Work to be completed:
All entries must be repeated exactly; do not include the pictures.

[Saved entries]

*****

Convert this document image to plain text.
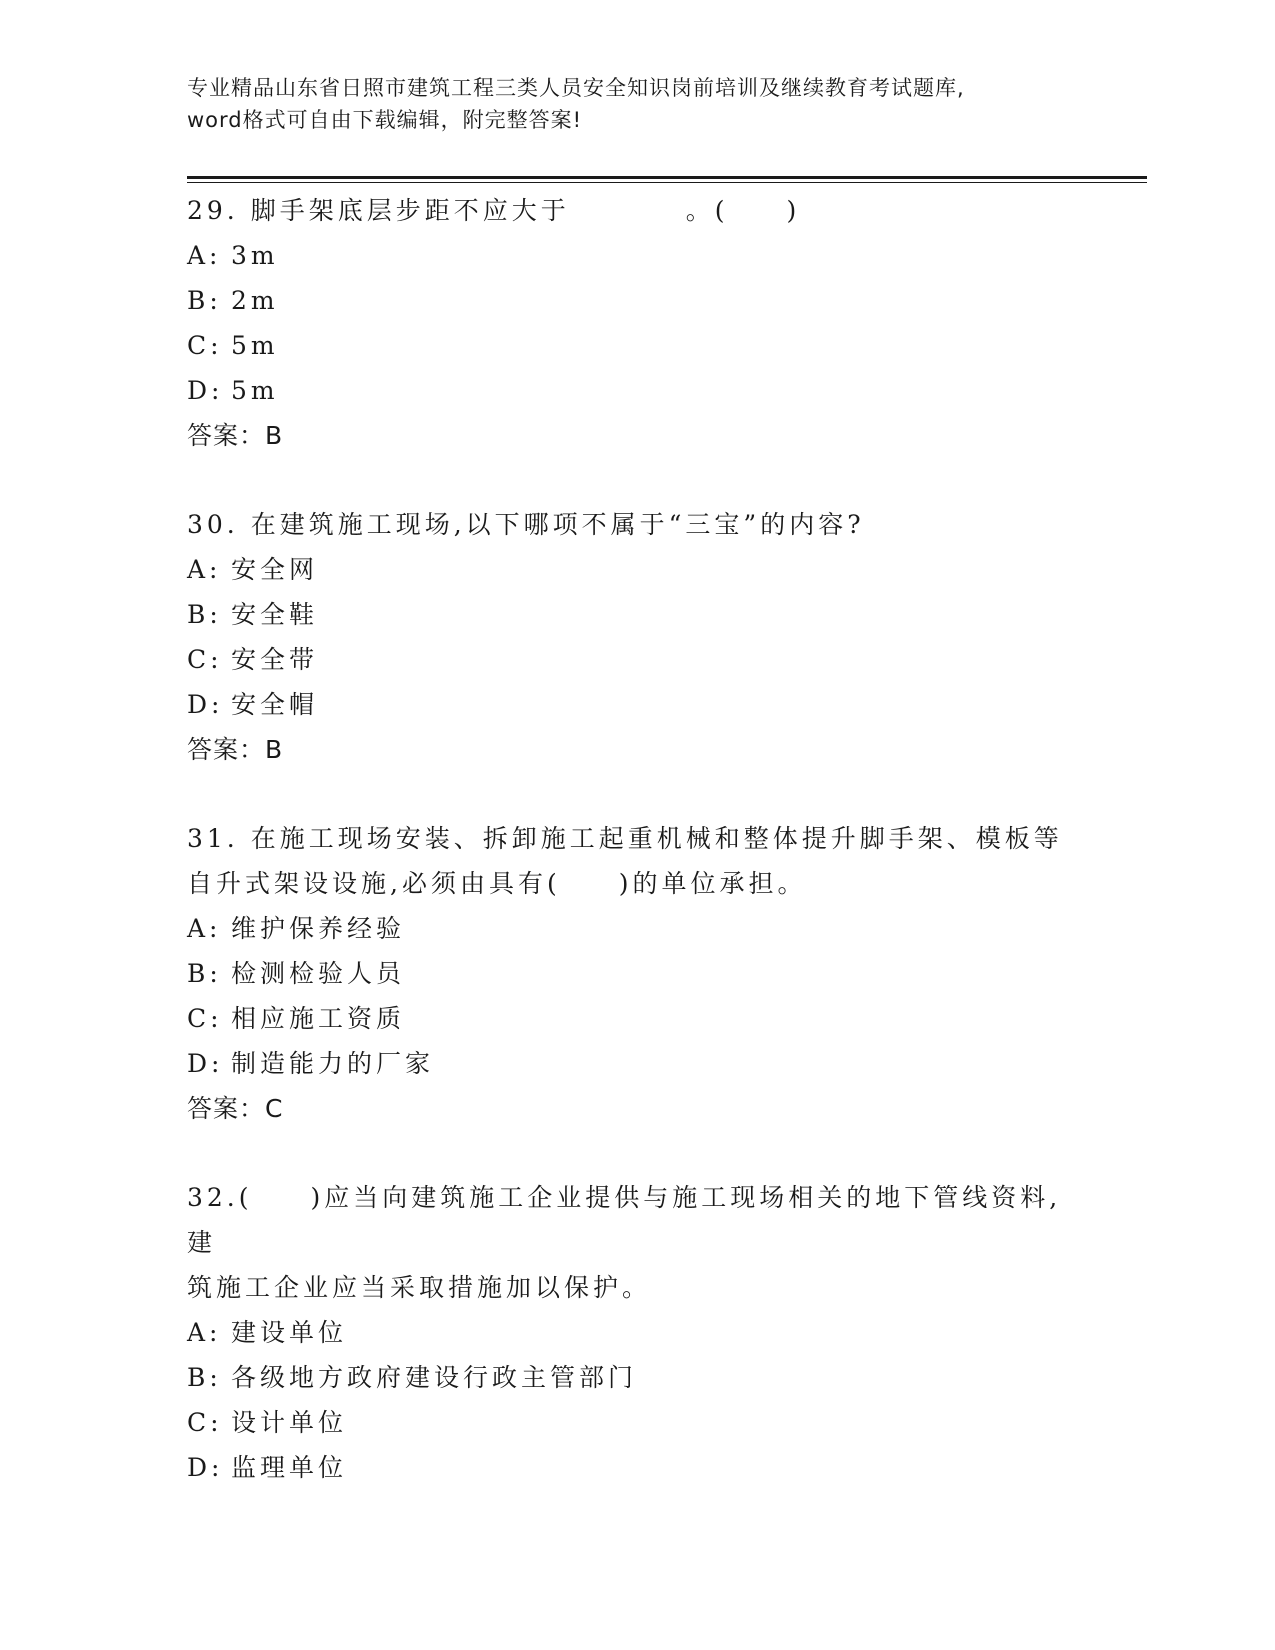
专业精品山东省日照市建筑工程三类人员安全知识岗前培训及继续教育考试题库,
word格式可自由下载编辑，附完整答案!

29. 脚手架底层步距不应大于　　　　。(　　)

A: 3m

B: 2m

C: 5m

D: 5m

答案：B

30. 在建筑施工现场,以下哪项不属于“三宝”的内容?

A: 安全网

B: 安全鞋

C: 安全带

D: 安全帽

答案：B

31. 在施工现场安装、拆卸施工起重机械和整体提升脚手架、模板等

自升式架设设施,必须由具有(　　)的单位承担。

A: 维护保养经验

B: 检测检验人员

C: 相应施工资质

D: 制造能力的厂家

答案：C

32.(　　)应当向建筑施工企业提供与施工现场相关的地下管线资料,建

筑施工企业应当采取措施加以保护。

A: 建设单位

B: 各级地方政府建设行政主管部门

C: 设计单位

D: 监理单位
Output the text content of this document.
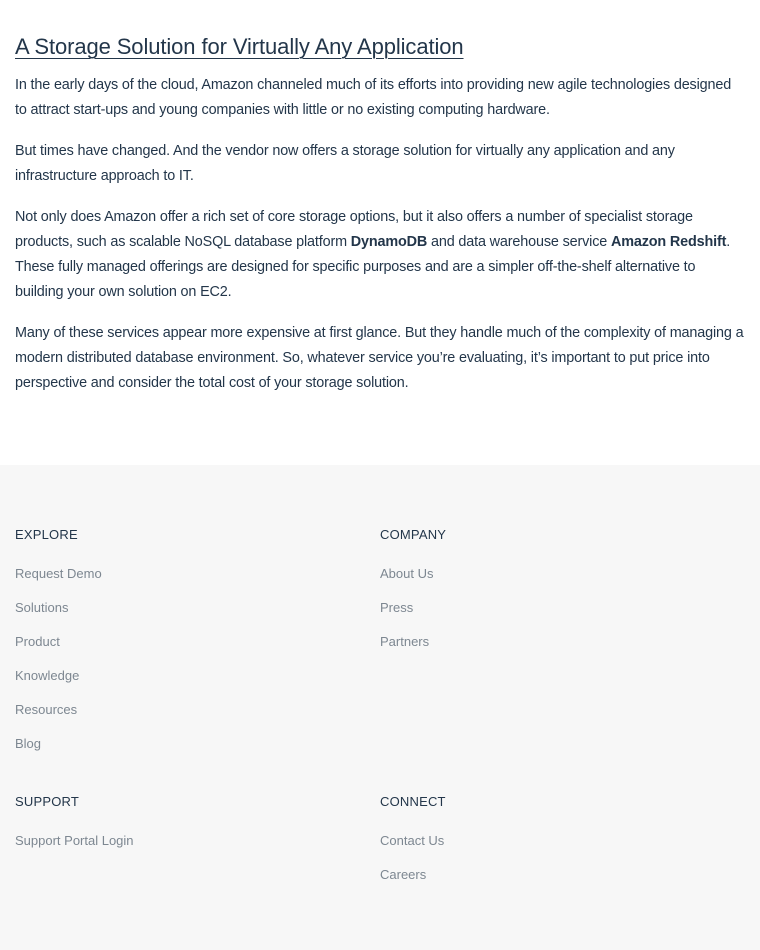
A Storage Solution for Virtually Any Application

In the early days of the cloud, Amazon channeled much of its efforts into providing new agile technologies designed to attract start-ups and young companies with little or no existing computing hardware.

But times have changed. And the vendor now offers a storage solution for virtually any application and any infrastructure approach to IT.

Not only does Amazon offer a rich set of core storage options, but it also offers a number of specialist storage products, such as scalable NoSQL database platform DynamoDB and data warehouse service Amazon Redshift. These fully managed offerings are designed for specific purposes and are a simpler off-the-shelf alternative to building your own solution on EC2.

Many of these services appear more expensive at first glance. But they handle much of the complexity of managing a modern distributed database environment. So, whatever service you’re evaluating, it’s important to put price into perspective and consider the total cost of your storage solution.

EXPLORE
Request Demo
Solutions
Product
Knowledge
Resources
Blog
COMPANY
About Us
Press
Partners
SUPPORT
Support Portal Login
CONNECT
Contact Us
Careers
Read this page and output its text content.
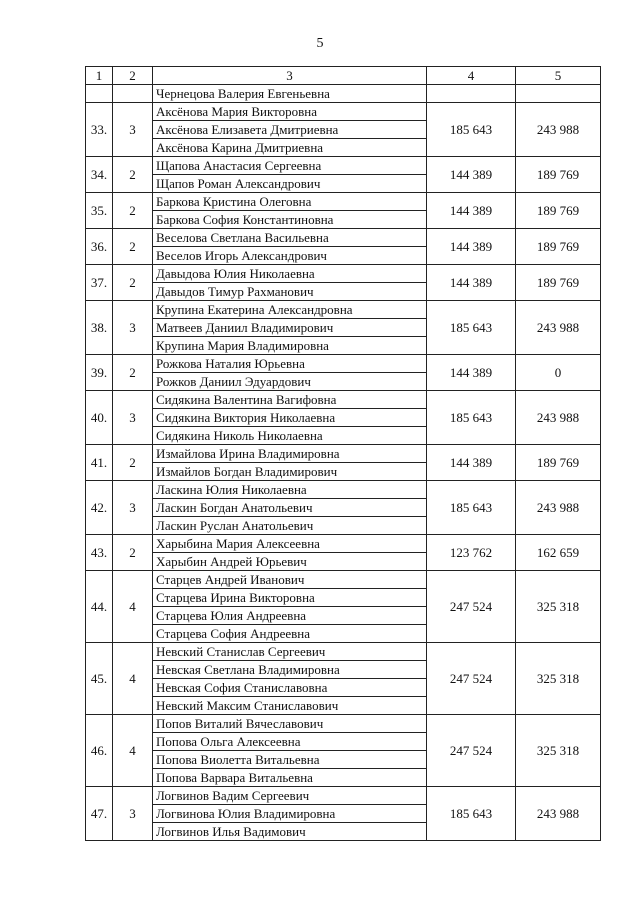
5
1	2	3	4	5
		Чернецова Валерия Евгеньевна		
33.	3	Аксёнова Мария Викторовна	185 643	243 988
		Аксёнова Елизавета Дмитриевна		
		Аксёнова Карина Дмитриевна		
34.	2	Щапова Анастасия Сергеевна	144 389	189 769
		Щапов Роман Александрович		
35.	2	Баркова Кристина Олеговна	144 389	189 769
		Баркова София Константиновна		
36.	2	Веселова Светлана Васильевна	144 389	189 769
		Веселов Игорь Александрович		
37.	2	Давыдова Юлия Николаевна	144 389	189 769
		Давыдов Тимур Рахманович		
38.	3	Крупина Екатерина Александровна	185 643	243 988
		Матвеев Даниил Владимирович		
		Крупина Мария Владимировна		
39.	2	Рожкова Наталия Юрьевна	144 389	0
		Рожков Даниил Эдуардович		
40.	3	Сидякина Валентина Вагифовна	185 643	243 988
		Сидякина Виктория Николаевна		
		Сидякина Николь Николаевна		
41.	2	Измайлова Ирина Владимировна	144 389	189 769
		Измайлов Богдан Владимирович		
42.	3	Ласкина Юлия Николаевна	185 643	243 988
		Ласкин Богдан Анатольевич		
		Ласкин Руслан Анатольевич		
43.	2	Харыбина Мария Алексеевна	123 762	162 659
		Харыбин Андрей Юрьевич		
44.	4	Старцев Андрей Иванович	247 524	325 318
		Старцева Ирина Викторовна		
		Старцева Юлия Андреевна		
		Старцева София Андреевна		
45.	4	Невский Станислав Сергеевич	247 524	325 318
		Невская Светлана Владимировна		
		Невская София Станиславовна		
		Невский Максим Станиславович		
46.	4	Попов Виталий Вячеславович	247 524	325 318
		Попова Ольга Алексеевна		
		Попова Виолетта Витальевна		
		Попова Варвара Витальевна		
47.	3	Логвинов Вадим Сергеевич	185 643	243 988
		Логвинова Юлия Владимировна		
		Логвинов Илья Вадимович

*****

Result for this exercise:
Convert this document image to plain text.
专业精品山东省日照市建筑工程三类人员安全知识岗前培训及继续教育考试题库,
word格式可自由下载编辑，附完整答案!

29. 脚手架底层步距不应大于　　　　。(　　)

A: 3m

B: 2m

C: 5m

D: 5m

答案：B

30. 在建筑施工现场,以下哪项不属于“三宝”的内容?

A: 安全网

B: 安全鞋

C: 安全带

D: 安全帽

答案：B

31. 在施工现场安装、拆卸施工起重机械和整体提升脚手架、模板等

自升式架设设施,必须由具有(　　)的单位承担。

A: 维护保养经验

B: 检测检验人员

C: 相应施工资质

D: 制造能力的厂家

答案：C

32.(　　)应当向建筑施工企业提供与施工现场相关的地下管线资料,建

筑施工企业应当采取措施加以保护。

A: 建设单位

B: 各级地方政府建设行政主管部门

C: 设计单位

D: 监理单位
Output the text content of this document.
A Storage Solution for Virtually Any Application

In the early days of the cloud, Amazon channeled much of its efforts into providing new agile technologies designed to attract start-ups and young companies with little or no existing computing hardware.

But times have changed. And the vendor now offers a storage solution for virtually any application and any infrastructure approach to IT.

Not only does Amazon offer a rich set of core storage options, but it also offers a number of specialist storage products, such as scalable NoSQL database platform DynamoDB and data warehouse service Amazon Redshift. These fully managed offerings are designed for specific purposes and are a simpler off-the-shelf alternative to building your own solution on EC2.

Many of these services appear more expensive at first glance. But they handle much of the complexity of managing a modern distributed database environment. So, whatever service you’re evaluating, it’s important to put price into perspective and consider the total cost of your storage solution.

EXPLORE
Request Demo
Solutions
Product
Knowledge
Resources
Blog
COMPANY
About Us
Press
Partners
SUPPORT
Support Portal Login
CONNECT
Contact Us
Careers
Read this page and output its text content.
5
1	2	3	4	5
		Чернецова Валерия Евгеньевна		
33.	3	Аксёнова Мария Викторовна	185 643	243 988
		Аксёнова Елизавета Дмитриевна		
		Аксёнова Карина Дмитриевна		
34.	2	Щапова Анастасия Сергеевна	144 389	189 769
		Щапов Роман Александрович		
35.	2	Баркова Кристина Олеговна	144 389	189 769
		Баркова София Константиновна		
36.	2	Веселова Светлана Васильевна	144 389	189 769
		Веселов Игорь Александрович		
37.	2	Давыдова Юлия Николаевна	144 389	189 769
		Давыдов Тимур Рахманович		
38.	3	Крупина Екатерина Александровна	185 643	243 988
		Матвеев Даниил Владимирович		
		Крупина Мария Владимировна		
39.	2	Рожкова Наталия Юрьевна	144 389	0
		Рожков Даниил Эдуардович		
40.	3	Сидякина Валентина Вагифовна	185 643	243 988
		Сидякина Виктория Николаевна		
		Сидякина Николь Николаевна		
41.	2	Измайлова Ирина Владимировна	144 389	189 769
		Измайлов Богдан Владимирович		
42.	3	Ласкина Юлия Николаевна	185 643	243 988
		Ласкин Богдан Анатольевич		
		Ласкин Руслан Анатольевич		
43.	2	Харыбина Мария Алексеевна	123 762	162 659
		Харыбин Андрей Юрьевич		
44.	4	Старцев Андрей Иванович	247 524	325 318
		Старцева Ирина Викторовна		
		Старцева Юлия Андреевна		
		Старцева София Андреевна		
45.	4	Невский Станислав Сергеевич	247 524	325 318
		Невская Светлана Владимировна		
		Невская София Станиславовна		
		Невский Максим Станиславович		
46.	4	Попов Виталий Вячеславович	247 524	325 318
		Попова Ольга Алексеевна		
		Попова Виолетта Витальевна		
		Попова Варвара Витальевна		
47.	3	Логвинов Вадим Сергеевич	185 643	243 988
		Логвинова Юлия Владимировна		
		Логвинов Илья Вадимович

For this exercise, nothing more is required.